[Data items]
***

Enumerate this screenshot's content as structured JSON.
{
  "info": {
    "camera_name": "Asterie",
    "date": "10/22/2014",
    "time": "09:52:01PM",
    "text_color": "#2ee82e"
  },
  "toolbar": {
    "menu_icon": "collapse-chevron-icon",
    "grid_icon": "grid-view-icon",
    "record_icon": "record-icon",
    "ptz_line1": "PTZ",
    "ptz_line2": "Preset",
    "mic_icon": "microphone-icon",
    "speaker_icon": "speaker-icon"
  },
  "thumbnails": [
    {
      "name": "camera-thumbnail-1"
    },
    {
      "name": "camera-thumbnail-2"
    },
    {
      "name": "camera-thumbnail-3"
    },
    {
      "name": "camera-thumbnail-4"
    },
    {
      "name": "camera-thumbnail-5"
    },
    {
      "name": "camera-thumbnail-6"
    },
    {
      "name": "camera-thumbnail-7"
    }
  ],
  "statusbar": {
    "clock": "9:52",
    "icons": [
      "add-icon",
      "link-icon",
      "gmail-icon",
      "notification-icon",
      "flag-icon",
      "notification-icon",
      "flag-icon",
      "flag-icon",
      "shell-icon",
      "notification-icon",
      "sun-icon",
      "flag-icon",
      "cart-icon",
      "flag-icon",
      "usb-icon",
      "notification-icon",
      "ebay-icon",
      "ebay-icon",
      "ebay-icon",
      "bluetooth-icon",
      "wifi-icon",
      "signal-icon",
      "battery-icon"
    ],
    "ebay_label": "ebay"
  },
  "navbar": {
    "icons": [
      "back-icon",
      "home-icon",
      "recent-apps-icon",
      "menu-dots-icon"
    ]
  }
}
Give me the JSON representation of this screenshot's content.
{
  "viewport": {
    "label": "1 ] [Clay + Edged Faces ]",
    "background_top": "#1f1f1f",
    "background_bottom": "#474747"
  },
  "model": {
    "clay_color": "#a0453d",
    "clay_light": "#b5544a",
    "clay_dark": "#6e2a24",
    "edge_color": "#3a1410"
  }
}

***

- [GOAL OF THE EXERCISE]:
Reproduce precisely the span of lines that begins at the line containing "Give me the" and ends with the last line of the listing.

- [WRITTEN REPLY]:
Give me the JSON representation of this screenshot's content.
{
  "viewport": {
    "label": "1 ] [Clay + Edged Faces ]",
    "background_top": "#1f1f1f",
    "background_bottom": "#474747"
  },
  "model": {
    "clay_color": "#a0453d",
    "clay_light": "#b5544a",
    "clay_dark": "#6e2a24",
    "edge_color": "#3a1410"
  }
}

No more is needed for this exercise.